◆ INFORMATION GIVEN ◆

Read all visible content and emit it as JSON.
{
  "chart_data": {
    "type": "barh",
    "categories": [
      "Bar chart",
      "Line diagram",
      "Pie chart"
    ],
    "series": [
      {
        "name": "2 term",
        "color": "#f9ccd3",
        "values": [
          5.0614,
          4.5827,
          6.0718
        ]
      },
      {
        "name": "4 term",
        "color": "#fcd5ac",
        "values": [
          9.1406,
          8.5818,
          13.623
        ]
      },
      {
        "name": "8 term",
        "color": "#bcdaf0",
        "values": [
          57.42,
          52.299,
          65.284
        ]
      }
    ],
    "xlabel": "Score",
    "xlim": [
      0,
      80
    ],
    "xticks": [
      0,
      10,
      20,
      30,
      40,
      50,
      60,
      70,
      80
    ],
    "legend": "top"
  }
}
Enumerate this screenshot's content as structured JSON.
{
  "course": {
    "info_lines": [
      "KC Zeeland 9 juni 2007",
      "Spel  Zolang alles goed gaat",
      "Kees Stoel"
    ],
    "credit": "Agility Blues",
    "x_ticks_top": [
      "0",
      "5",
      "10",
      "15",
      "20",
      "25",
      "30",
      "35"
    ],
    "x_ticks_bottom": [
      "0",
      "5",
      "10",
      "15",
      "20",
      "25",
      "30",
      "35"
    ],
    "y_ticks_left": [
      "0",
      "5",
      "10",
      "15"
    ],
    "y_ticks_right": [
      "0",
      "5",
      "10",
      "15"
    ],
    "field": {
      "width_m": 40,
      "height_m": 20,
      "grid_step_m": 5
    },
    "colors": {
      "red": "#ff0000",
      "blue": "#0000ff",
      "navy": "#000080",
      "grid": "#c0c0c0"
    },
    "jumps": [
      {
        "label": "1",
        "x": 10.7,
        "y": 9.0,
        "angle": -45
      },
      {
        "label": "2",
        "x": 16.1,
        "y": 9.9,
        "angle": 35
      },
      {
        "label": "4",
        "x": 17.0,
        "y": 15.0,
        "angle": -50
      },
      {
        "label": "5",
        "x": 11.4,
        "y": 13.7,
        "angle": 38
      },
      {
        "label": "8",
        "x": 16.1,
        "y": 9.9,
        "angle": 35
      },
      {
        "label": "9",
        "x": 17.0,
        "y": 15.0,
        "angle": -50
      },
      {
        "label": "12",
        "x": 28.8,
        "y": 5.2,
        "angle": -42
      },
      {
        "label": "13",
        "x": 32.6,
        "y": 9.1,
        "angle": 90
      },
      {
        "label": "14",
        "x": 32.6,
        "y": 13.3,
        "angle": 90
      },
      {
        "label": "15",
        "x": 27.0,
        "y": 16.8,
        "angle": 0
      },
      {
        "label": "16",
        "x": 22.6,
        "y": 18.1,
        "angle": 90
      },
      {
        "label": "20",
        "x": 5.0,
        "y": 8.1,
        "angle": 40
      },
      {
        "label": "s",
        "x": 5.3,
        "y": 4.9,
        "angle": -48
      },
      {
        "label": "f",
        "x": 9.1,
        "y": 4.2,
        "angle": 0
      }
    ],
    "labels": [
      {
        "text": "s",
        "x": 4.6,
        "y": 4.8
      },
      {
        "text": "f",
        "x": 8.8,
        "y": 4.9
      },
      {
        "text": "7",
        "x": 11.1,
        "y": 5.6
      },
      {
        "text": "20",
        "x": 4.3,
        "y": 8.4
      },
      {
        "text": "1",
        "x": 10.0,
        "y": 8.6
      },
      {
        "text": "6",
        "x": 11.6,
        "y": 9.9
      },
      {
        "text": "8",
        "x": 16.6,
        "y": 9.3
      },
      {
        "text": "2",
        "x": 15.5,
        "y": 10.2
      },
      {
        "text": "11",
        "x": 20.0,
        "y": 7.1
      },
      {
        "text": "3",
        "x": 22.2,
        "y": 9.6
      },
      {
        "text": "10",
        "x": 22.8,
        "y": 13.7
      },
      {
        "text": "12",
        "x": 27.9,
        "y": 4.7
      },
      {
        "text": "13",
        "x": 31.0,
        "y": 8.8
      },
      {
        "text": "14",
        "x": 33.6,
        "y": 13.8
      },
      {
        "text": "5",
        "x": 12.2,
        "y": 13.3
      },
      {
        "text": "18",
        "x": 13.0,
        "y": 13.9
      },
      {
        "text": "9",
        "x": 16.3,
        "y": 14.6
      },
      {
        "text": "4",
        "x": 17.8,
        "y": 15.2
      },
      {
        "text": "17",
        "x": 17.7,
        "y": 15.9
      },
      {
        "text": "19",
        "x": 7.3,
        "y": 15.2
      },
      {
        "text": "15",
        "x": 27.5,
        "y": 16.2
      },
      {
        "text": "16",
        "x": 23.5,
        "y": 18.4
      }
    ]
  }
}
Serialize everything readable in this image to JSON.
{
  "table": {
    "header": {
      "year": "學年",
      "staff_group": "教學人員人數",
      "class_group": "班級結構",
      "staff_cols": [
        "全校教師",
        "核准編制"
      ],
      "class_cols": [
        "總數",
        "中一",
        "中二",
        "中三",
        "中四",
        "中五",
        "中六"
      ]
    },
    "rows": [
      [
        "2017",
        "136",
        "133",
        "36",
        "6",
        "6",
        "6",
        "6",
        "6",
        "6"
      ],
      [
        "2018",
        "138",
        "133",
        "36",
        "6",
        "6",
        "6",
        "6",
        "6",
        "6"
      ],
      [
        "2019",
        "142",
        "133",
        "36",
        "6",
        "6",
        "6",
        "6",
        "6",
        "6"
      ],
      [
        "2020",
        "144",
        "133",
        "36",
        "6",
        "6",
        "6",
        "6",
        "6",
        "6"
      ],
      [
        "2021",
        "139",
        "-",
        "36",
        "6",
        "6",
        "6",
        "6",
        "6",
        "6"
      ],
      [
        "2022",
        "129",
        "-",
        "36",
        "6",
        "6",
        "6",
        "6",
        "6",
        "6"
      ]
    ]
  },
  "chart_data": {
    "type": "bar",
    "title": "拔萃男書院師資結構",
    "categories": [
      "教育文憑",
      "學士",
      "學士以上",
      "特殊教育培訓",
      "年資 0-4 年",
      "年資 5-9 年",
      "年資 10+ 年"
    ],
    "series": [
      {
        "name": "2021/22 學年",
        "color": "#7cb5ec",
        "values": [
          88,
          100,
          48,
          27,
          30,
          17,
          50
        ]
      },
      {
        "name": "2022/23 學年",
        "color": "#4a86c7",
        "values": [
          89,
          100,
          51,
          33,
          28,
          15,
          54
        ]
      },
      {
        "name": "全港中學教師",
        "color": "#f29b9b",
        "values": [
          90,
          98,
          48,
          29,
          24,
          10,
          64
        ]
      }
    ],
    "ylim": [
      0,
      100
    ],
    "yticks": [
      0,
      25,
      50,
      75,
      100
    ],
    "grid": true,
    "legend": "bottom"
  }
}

◆ YOUR OBJECTIVE ◆
Every entry needs to be retyped exactly.

◆ ANSWER FOR THE TASK ◆
Read all visible content and emit it as JSON.
{
  "chart_data": {
    "type": "barh",
    "categories": [
      "Bar chart",
      "Line diagram",
      "Pie chart"
    ],
    "series": [
      {
        "name": "2 term",
        "color": "#f9ccd3",
        "values": [
          5.0614,
          4.5827,
          6.0718
        ]
      },
      {
        "name": "4 term",
        "color": "#fcd5ac",
        "values": [
          9.1406,
          8.5818,
          13.623
        ]
      },
      {
        "name": "8 term",
        "color": "#bcdaf0",
        "values": [
          57.42,
          52.299,
          65.284
        ]
      }
    ],
    "xlabel": "Score",
    "xlim": [
      0,
      80
    ],
    "xticks": [
      0,
      10,
      20,
      30,
      40,
      50,
      60,
      70,
      80
    ],
    "legend": "top"
  }
}
Enumerate this screenshot's content as structured JSON.
{
  "course": {
    "info_lines": [
      "KC Zeeland 9 juni 2007",
      "Spel  Zolang alles goed gaat",
      "Kees Stoel"
    ],
    "credit": "Agility Blues",
    "x_ticks_top": [
      "0",
      "5",
      "10",
      "15",
      "20",
      "25",
      "30",
      "35"
    ],
    "x_ticks_bottom": [
      "0",
      "5",
      "10",
      "15",
      "20",
      "25",
      "30",
      "35"
    ],
    "y_ticks_left": [
      "0",
      "5",
      "10",
      "15"
    ],
    "y_ticks_right": [
      "0",
      "5",
      "10",
      "15"
    ],
    "field": {
      "width_m": 40,
      "height_m": 20,
      "grid_step_m": 5
    },
    "colors": {
      "red": "#ff0000",
      "blue": "#0000ff",
      "navy": "#000080",
      "grid": "#c0c0c0"
    },
    "jumps": [
      {
        "label": "1",
        "x": 10.7,
        "y": 9.0,
        "angle": -45
      },
      {
        "label": "2",
        "x": 16.1,
        "y": 9.9,
        "angle": 35
      },
      {
        "label": "4",
        "x": 17.0,
        "y": 15.0,
        "angle": -50
      },
      {
        "label": "5",
        "x": 11.4,
        "y": 13.7,
        "angle": 38
      },
      {
        "label": "8",
        "x": 16.1,
        "y": 9.9,
        "angle": 35
      },
      {
        "label": "9",
        "x": 17.0,
        "y": 15.0,
        "angle": -50
      },
      {
        "label": "12",
        "x": 28.8,
        "y": 5.2,
        "angle": -42
      },
      {
        "label": "13",
        "x": 32.6,
        "y": 9.1,
        "angle": 90
      },
      {
        "label": "14",
        "x": 32.6,
        "y": 13.3,
        "angle": 90
      },
      {
        "label": "15",
        "x": 27.0,
        "y": 16.8,
        "angle": 0
      },
      {
        "label": "16",
        "x": 22.6,
        "y": 18.1,
        "angle": 90
      },
      {
        "label": "20",
        "x": 5.0,
        "y": 8.1,
        "angle": 40
      },
      {
        "label": "s",
        "x": 5.3,
        "y": 4.9,
        "angle": -48
      },
      {
        "label": "f",
        "x": 9.1,
        "y": 4.2,
        "angle": 0
      }
    ],
    "labels": [
      {
        "text": "s",
        "x": 4.6,
        "y": 4.8
      },
      {
        "text": "f",
        "x": 8.8,
        "y": 4.9
      },
      {
        "text": "7",
        "x": 11.1,
        "y": 5.6
      },
      {
        "text": "20",
        "x": 4.3,
        "y": 8.4
      },
      {
        "text": "1",
        "x": 10.0,
        "y": 8.6
      },
      {
        "text": "6",
        "x": 11.6,
        "y": 9.9
      },
      {
        "text": "8",
        "x": 16.6,
        "y": 9.3
      },
      {
        "text": "2",
        "x": 15.5,
        "y": 10.2
      },
      {
        "text": "11",
        "x": 20.0,
        "y": 7.1
      },
      {
        "text": "3",
        "x": 22.2,
        "y": 9.6
      },
      {
        "text": "10",
        "x": 22.8,
        "y": 13.7
      },
      {
        "text": "12",
        "x": 27.9,
        "y": 4.7
      },
      {
        "text": "13",
        "x": 31.0,
        "y": 8.8
      },
      {
        "text": "14",
        "x": 33.6,
        "y": 13.8
      },
      {
        "text": "5",
        "x": 12.2,
        "y": 13.3
      },
      {
        "text": "18",
        "x": 13.0,
        "y": 13.9
      },
      {
        "text": "9",
        "x": 16.3,
        "y": 14.6
      },
      {
        "text": "4",
        "x": 17.8,
        "y": 15.2
      },
      {
        "text": "17",
        "x": 17.7,
        "y": 15.9
      },
      {
        "text": "19",
        "x": 7.3,
        "y": 15.2
      },
      {
        "text": "15",
        "x": 27.5,
        "y": 16.2
      },
      {
        "text": "16",
        "x": 23.5,
        "y": 18.4
      }
    ]
  }
}
Serialize everything readable in this image to JSON.
{
  "table": {
    "header": {
      "year": "學年",
      "staff_group": "教學人員人數",
      "class_group": "班級結構",
      "staff_cols": [
        "全校教師",
        "核准編制"
      ],
      "class_cols": [
        "總數",
        "中一",
        "中二",
        "中三",
        "中四",
        "中五",
        "中六"
      ]
    },
    "rows": [
      [
        "2017",
        "136",
        "133",
        "36",
        "6",
        "6",
        "6",
        "6",
        "6",
        "6"
      ],
      [
        "2018",
        "138",
        "133",
        "36",
        "6",
        "6",
        "6",
        "6",
        "6",
        "6"
      ],
      [
        "2019",
        "142",
        "133",
        "36",
        "6",
        "6",
        "6",
        "6",
        "6",
        "6"
      ],
      [
        "2020",
        "144",
        "133",
        "36",
        "6",
        "6",
        "6",
        "6",
        "6",
        "6"
      ],
      [
        "2021",
        "139",
        "-",
        "36",
        "6",
        "6",
        "6",
        "6",
        "6",
        "6"
      ],
      [
        "2022",
        "129",
        "-",
        "36",
        "6",
        "6",
        "6",
        "6",
        "6",
        "6"
      ]
    ]
  },
  "chart_data": {
    "type": "bar",
    "title": "拔萃男書院師資結構",
    "categories": [
      "教育文憑",
      "學士",
      "學士以上",
      "特殊教育培訓",
      "年資 0-4 年",
      "年資 5-9 年",
      "年資 10+ 年"
    ],
    "series": [
      {
        "name": "2021/22 學年",
        "color": "#7cb5ec",
        "values": [
          88,
          100,
          48,
          27,
          30,
          17,
          50
        ]
      },
      {
        "name": "2022/23 學年",
        "color": "#4a86c7",
        "values": [
          89,
          100,
          51,
          33,
          28,
          15,
          54
        ]
      },
      {
        "name": "全港中學教師",
        "color": "#f29b9b",
        "values": [
          90,
          98,
          48,
          29,
          24,
          10,
          64
        ]
      }
    ],
    "ylim": [
      0,
      100
    ],
    "yticks": [
      0,
      25,
      50,
      75,
      100
    ],
    "grid": true,
    "legend": "bottom"
  }
}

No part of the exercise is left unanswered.